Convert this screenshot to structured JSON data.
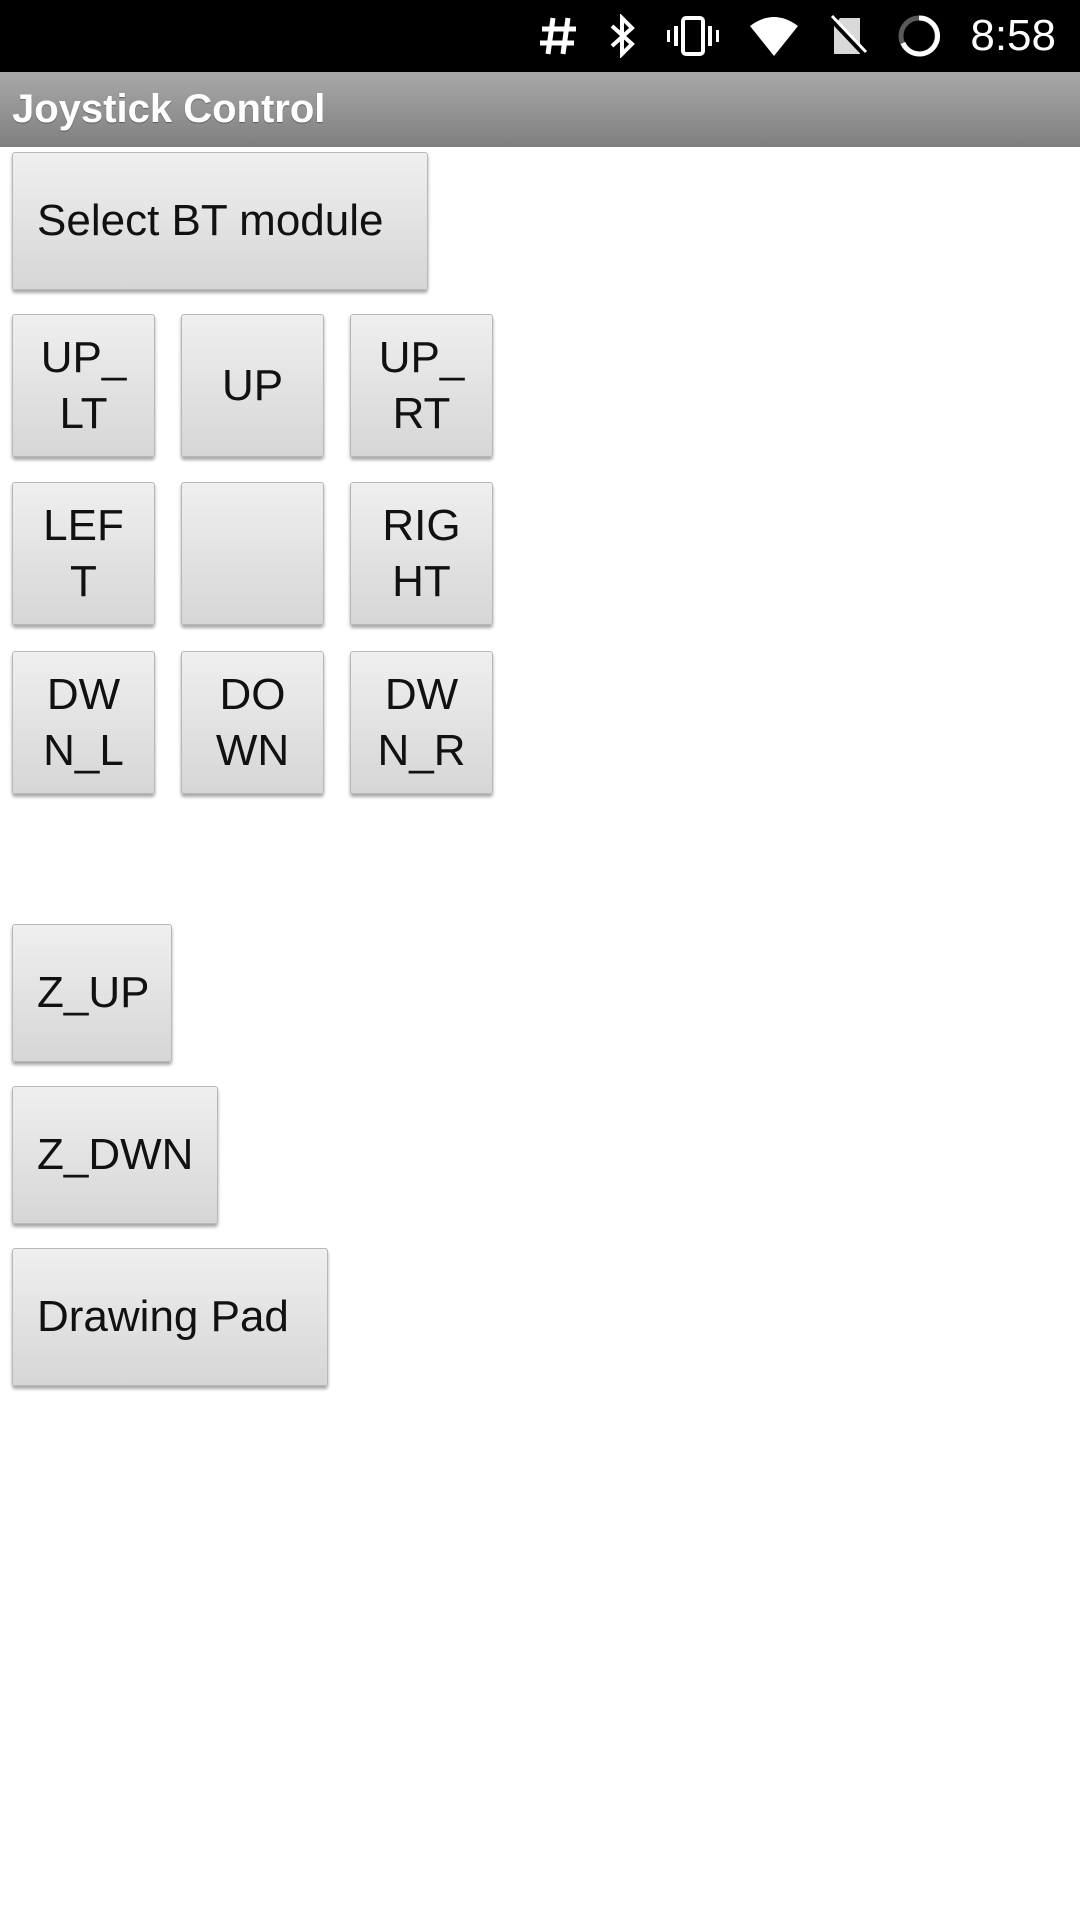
{
  "status_bar": {
    "time": "8:58",
    "icons": [
      "hash-icon",
      "bluetooth-icon",
      "vibrate-icon",
      "wifi-icon",
      "no-sim-icon",
      "battery-charging-icon"
    ]
  },
  "app_bar": {
    "title": "Joystick Control"
  },
  "buttons": {
    "select_bt": "Select BT module",
    "up_left": "UP_\nLT",
    "up": "UP",
    "up_right": "UP_\nRT",
    "left": "LEF\nT",
    "center": "",
    "right": "RIG\nHT",
    "down_left": "DW\nN_L",
    "down": "DO\nWN",
    "down_right": "DW\nN_R",
    "z_up": "Z_UP",
    "z_down": "Z_DWN",
    "drawing_pad": "Drawing Pad"
  }
}
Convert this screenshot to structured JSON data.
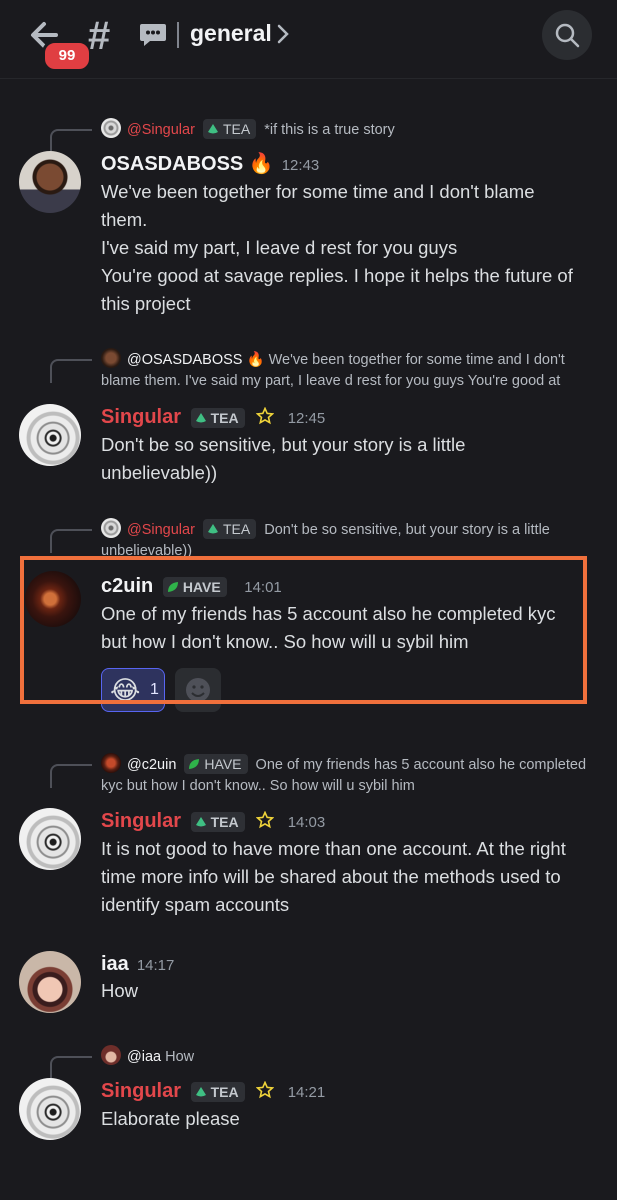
{
  "header": {
    "badge_count": "99",
    "channel_name": "general",
    "hash": "#"
  },
  "messages": [
    {
      "reply": {
        "name": "@Singular",
        "tag": "TEA",
        "text": "*if this is a true story"
      },
      "author": "OSASDABOSS",
      "emoji": "🔥",
      "time": "12:43",
      "lines": [
        "We've been together for some time and I don't blame",
        "them.",
        "I've said my part, I leave d rest for you guys",
        "You're good at savage replies. I hope it helps the future of",
        "this project"
      ]
    },
    {
      "reply": {
        "name": "@OSASDABOSS",
        "emoji": "🔥",
        "line1": "We've been together for some time and I don't",
        "line2": "blame them.  I've said my part, I leave d rest for you guys  You're good at"
      },
      "author": "Singular",
      "tag": "TEA",
      "time": "12:45",
      "lines": [
        "Don't be so sensitive, but your story is a little",
        "unbelievable))"
      ]
    },
    {
      "reply": {
        "name": "@Singular",
        "tag": "TEA",
        "line1": "Don't be so sensitive, but your story is a little",
        "line2": "unbelievable))"
      },
      "author": "c2uin",
      "tag": "HAVE",
      "time": "14:01",
      "lines": [
        "One of my friends has 5 account also he completed kyc",
        "but how I don't know.. So how will u sybil him"
      ],
      "reaction": {
        "emoji": "😂",
        "count": "1"
      }
    },
    {
      "reply": {
        "name": "@c2uin",
        "tag": "HAVE",
        "line1": "One of my friends has 5 account also he completed",
        "line2": "kyc but how I don't know.. So how will u sybil him"
      },
      "author": "Singular",
      "tag": "TEA",
      "time": "14:03",
      "lines": [
        "It is not good to have more than one account. At the right",
        "time more info will be shared about the methods used to",
        "identify spam accounts"
      ]
    },
    {
      "author": "iaa",
      "time": "14:17",
      "lines": [
        "How"
      ]
    },
    {
      "reply": {
        "name": "@iaa",
        "text": "How"
      },
      "author": "Singular",
      "tag": "TEA",
      "time": "14:21",
      "lines": [
        "Elaborate please"
      ]
    }
  ],
  "colors": {
    "accent_red": "#e2474b",
    "highlight": "#f0703c",
    "badge": "#e03e42"
  }
}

INSTRUCTIONS FOR THE TASK – Write out each entry exactly as given, but skip the pictures.

RESPONSE TO THIS TASK –
Convert this screenshot to structured JSON data.
{
  "status_bar": {
    "time": "8:58",
    "icons": [
      "hash-icon",
      "bluetooth-icon",
      "vibrate-icon",
      "wifi-icon",
      "no-sim-icon",
      "battery-charging-icon"
    ]
  },
  "app_bar": {
    "title": "Joystick Control"
  },
  "buttons": {
    "select_bt": "Select BT module",
    "up_left": "UP_\nLT",
    "up": "UP",
    "up_right": "UP_\nRT",
    "left": "LEF\nT",
    "center": "",
    "right": "RIG\nHT",
    "down_left": "DW\nN_L",
    "down": "DO\nWN",
    "down_right": "DW\nN_R",
    "z_up": "Z_UP",
    "z_down": "Z_DWN",
    "drawing_pad": "Drawing Pad"
  }
}
Convert this screenshot to structured JSON data.
{
  "header": {
    "badge_count": "99",
    "channel_name": "general",
    "hash": "#"
  },
  "messages": [
    {
      "reply": {
        "name": "@Singular",
        "tag": "TEA",
        "text": "*if this is a true story"
      },
      "author": "OSASDABOSS",
      "emoji": "🔥",
      "time": "12:43",
      "lines": [
        "We've been together for some time and I don't blame",
        "them.",
        "I've said my part, I leave d rest for you guys",
        "You're good at savage replies. I hope it helps the future of",
        "this project"
      ]
    },
    {
      "reply": {
        "name": "@OSASDABOSS",
        "emoji": "🔥",
        "line1": "We've been together for some time and I don't",
        "line2": "blame them.  I've said my part, I leave d rest for you guys  You're good at"
      },
      "author": "Singular",
      "tag": "TEA",
      "time": "12:45",
      "lines": [
        "Don't be so sensitive, but your story is a little",
        "unbelievable))"
      ]
    },
    {
      "reply": {
        "name": "@Singular",
        "tag": "TEA",
        "line1": "Don't be so sensitive, but your story is a little",
        "line2": "unbelievable))"
      },
      "author": "c2uin",
      "tag": "HAVE",
      "time": "14:01",
      "lines": [
        "One of my friends has 5 account also he completed kyc",
        "but how I don't know.. So how will u sybil him"
      ],
      "reaction": {
        "emoji": "😂",
        "count": "1"
      }
    },
    {
      "reply": {
        "name": "@c2uin",
        "tag": "HAVE",
        "line1": "One of my friends has 5 account also he completed",
        "line2": "kyc but how I don't know.. So how will u sybil him"
      },
      "author": "Singular",
      "tag": "TEA",
      "time": "14:03",
      "lines": [
        "It is not good to have more than one account. At the right",
        "time more info will be shared about the methods used to",
        "identify spam accounts"
      ]
    },
    {
      "author": "iaa",
      "time": "14:17",
      "lines": [
        "How"
      ]
    },
    {
      "reply": {
        "name": "@iaa",
        "text": "How"
      },
      "author": "Singular",
      "tag": "TEA",
      "time": "14:21",
      "lines": [
        "Elaborate please"
      ]
    }
  ],
  "colors": {
    "accent_red": "#e2474b",
    "highlight": "#f0703c",
    "badge": "#e03e42"
  }
}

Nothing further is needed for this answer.